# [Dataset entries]

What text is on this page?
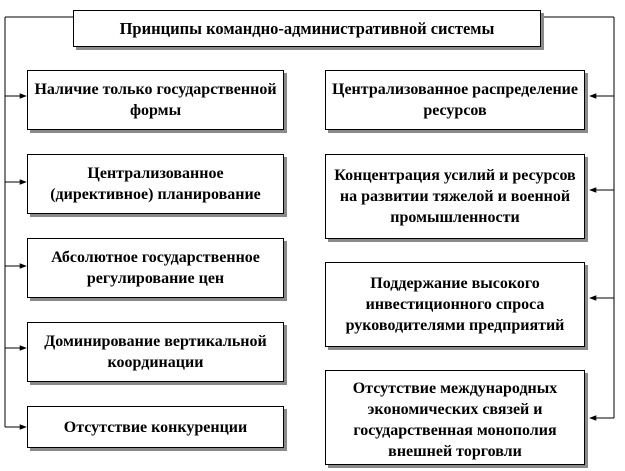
Принципы командно-административной системы
Наличие только государственной формы
Централизованное (директивное) планирование
Абсолютное государственное регулирование цен
Доминирование вертикальной координации
Отсутствие конкуренции
Централизованное распределение ресурсов
Концентрация усилий и ресурсов на развитии тяжелой и военной промышленности
Поддержание высокого инвестиционного спроса руководителями предприятий
Отсутствие международных экономических связей и государственная монополия внешней торговли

# [DIRECTION]
Repeat verbatim all the material, but not the pictures.

# [ANSWER FOR THE TASK]
What text is on this page?
Принципы командно-административной системы
Наличие только государственной формы
Централизованное (директивное) планирование
Абсолютное государственное регулирование цен
Доминирование вертикальной координации
Отсутствие конкуренции
Централизованное распределение ресурсов
Концентрация усилий и ресурсов на развитии тяжелой и военной промышленности
Поддержание высокого инвестиционного спроса руководителями предприятий
Отсутствие международных экономических связей и государственная монополия внешней торговли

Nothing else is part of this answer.